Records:
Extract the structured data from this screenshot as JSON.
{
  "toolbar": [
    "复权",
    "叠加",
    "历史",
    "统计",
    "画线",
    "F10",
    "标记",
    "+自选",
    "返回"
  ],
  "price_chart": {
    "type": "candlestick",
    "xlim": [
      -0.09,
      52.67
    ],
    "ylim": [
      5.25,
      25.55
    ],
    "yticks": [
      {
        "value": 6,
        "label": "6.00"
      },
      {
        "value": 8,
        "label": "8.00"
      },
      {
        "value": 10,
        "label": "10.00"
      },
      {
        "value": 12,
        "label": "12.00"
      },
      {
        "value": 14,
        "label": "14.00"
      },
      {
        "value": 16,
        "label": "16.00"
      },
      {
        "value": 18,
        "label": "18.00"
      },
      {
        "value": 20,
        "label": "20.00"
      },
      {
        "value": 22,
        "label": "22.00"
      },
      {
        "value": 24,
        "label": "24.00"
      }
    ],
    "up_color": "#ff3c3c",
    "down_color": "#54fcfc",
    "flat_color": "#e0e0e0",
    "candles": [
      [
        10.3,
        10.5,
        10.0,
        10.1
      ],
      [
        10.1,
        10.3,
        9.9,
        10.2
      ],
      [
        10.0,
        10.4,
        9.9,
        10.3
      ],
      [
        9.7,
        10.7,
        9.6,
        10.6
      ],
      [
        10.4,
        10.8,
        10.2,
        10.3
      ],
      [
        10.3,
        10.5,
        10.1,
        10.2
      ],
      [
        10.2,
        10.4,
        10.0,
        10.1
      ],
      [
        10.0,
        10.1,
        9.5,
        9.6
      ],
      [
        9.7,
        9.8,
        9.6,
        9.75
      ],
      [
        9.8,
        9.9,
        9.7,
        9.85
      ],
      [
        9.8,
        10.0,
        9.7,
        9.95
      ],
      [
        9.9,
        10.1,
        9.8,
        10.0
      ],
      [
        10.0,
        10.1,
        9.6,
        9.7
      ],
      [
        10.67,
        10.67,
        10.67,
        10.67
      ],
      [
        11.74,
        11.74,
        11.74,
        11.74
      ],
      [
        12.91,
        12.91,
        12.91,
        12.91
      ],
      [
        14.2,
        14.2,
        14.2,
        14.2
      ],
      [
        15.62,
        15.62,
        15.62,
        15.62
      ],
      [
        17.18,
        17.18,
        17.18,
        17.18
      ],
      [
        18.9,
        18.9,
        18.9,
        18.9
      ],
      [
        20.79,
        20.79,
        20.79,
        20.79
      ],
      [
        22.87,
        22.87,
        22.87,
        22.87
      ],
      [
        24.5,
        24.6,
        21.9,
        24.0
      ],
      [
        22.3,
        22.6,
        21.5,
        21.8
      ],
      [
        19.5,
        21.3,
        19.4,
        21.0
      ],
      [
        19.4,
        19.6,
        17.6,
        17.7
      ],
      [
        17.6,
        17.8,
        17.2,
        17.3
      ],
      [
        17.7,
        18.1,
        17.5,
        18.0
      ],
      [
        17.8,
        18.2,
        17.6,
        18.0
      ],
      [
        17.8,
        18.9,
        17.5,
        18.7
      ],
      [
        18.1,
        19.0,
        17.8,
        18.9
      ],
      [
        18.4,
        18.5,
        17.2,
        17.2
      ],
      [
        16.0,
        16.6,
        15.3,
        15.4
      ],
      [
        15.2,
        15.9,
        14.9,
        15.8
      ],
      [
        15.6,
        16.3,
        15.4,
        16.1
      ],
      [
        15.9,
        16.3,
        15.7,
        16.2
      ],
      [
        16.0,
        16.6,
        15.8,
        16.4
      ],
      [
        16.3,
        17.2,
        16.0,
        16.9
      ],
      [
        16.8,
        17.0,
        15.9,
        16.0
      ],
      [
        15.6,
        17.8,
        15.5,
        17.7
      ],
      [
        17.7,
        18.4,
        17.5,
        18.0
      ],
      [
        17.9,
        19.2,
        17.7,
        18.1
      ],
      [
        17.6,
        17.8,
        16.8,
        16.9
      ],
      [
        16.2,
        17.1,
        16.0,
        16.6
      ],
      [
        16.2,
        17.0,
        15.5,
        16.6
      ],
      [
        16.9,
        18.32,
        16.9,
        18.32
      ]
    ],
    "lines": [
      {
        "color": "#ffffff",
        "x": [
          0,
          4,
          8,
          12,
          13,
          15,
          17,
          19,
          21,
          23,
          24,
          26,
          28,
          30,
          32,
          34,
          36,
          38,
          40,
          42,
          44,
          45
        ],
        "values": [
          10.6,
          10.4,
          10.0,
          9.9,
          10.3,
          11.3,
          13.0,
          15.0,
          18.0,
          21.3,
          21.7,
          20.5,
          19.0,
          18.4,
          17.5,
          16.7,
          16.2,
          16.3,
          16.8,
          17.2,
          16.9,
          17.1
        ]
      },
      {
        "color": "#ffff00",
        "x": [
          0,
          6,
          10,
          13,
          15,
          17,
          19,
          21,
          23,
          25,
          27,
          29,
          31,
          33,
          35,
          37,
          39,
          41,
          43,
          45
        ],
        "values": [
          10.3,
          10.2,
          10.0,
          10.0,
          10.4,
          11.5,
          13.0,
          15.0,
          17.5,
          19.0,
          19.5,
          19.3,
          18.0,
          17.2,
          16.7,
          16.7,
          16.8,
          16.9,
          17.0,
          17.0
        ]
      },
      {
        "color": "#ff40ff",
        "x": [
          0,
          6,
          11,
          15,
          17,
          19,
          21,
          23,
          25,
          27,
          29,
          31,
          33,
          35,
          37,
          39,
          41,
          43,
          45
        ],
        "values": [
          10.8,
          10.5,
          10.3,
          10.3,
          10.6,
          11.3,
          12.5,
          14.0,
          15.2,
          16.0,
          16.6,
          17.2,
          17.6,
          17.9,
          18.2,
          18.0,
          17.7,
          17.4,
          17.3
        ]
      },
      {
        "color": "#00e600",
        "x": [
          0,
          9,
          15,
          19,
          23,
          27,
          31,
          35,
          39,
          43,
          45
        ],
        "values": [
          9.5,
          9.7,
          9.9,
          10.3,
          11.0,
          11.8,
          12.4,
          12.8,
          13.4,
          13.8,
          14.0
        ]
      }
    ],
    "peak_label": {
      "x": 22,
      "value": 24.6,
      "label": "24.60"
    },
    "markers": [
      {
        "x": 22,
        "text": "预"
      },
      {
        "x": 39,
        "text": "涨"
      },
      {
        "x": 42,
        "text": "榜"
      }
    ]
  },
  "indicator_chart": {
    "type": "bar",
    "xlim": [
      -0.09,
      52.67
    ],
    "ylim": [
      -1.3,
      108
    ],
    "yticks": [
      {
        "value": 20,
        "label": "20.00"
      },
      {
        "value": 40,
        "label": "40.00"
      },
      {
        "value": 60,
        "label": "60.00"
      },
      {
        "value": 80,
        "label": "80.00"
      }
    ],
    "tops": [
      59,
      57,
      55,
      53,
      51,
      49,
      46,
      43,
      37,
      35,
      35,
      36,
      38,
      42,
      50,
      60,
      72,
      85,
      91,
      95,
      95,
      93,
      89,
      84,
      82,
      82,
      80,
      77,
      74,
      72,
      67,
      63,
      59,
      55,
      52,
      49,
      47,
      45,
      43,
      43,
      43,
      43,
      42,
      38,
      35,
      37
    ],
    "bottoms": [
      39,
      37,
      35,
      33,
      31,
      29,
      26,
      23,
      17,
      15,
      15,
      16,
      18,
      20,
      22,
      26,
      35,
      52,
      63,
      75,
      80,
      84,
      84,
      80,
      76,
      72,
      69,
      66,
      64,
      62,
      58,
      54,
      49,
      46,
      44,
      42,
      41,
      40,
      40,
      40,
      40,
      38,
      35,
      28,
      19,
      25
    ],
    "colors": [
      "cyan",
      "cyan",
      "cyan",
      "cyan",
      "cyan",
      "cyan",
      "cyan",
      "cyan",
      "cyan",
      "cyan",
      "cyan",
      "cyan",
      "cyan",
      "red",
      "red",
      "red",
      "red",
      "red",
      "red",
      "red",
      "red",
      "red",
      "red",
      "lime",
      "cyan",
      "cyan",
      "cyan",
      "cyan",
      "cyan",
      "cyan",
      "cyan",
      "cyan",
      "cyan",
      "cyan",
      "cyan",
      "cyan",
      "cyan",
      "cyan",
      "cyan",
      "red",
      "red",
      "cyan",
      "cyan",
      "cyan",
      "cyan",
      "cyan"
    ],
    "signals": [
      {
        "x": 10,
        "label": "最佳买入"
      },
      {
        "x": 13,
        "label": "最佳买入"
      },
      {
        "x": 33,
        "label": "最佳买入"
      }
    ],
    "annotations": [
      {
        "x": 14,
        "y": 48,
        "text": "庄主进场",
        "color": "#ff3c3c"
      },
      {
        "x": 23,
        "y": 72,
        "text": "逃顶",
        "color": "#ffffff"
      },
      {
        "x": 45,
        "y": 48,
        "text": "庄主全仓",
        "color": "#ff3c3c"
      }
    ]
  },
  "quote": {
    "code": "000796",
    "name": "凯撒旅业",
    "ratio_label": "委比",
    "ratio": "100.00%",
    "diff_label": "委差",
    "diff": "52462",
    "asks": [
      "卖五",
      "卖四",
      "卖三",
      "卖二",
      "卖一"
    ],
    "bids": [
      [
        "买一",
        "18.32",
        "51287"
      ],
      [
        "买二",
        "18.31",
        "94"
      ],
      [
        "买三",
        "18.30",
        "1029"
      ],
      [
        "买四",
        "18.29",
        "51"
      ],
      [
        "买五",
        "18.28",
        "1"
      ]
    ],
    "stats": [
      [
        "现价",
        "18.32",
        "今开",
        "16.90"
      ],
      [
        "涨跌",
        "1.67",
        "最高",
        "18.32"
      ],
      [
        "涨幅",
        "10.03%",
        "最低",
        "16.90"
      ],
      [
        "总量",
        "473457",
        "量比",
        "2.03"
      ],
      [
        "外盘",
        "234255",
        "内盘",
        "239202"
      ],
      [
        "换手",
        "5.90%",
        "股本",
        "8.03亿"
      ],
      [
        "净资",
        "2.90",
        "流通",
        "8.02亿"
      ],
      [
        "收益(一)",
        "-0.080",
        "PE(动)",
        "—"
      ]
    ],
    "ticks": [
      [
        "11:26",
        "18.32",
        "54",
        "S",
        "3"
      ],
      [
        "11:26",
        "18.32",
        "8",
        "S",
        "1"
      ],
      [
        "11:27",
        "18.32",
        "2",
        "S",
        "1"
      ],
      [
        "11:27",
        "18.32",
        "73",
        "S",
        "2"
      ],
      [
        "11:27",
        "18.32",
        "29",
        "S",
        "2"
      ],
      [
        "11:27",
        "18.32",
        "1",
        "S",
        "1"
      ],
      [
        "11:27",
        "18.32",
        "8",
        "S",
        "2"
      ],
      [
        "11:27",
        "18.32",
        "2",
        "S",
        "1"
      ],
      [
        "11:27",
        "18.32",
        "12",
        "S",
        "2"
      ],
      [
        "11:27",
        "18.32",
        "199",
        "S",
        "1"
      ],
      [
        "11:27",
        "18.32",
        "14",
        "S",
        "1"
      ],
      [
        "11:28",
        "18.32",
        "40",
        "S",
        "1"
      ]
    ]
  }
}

INSTRUCTIONS TO FOLLOW ▸ Report each line in the preceding entries that holds the string "text".

SOLUTION FOR THIS TASK ▸
        "text": "预"
        "text": "涨"
        "text": "榜"
        "text": "庄主进场",
        "text": "逃顶",
        "text": "庄主全仓",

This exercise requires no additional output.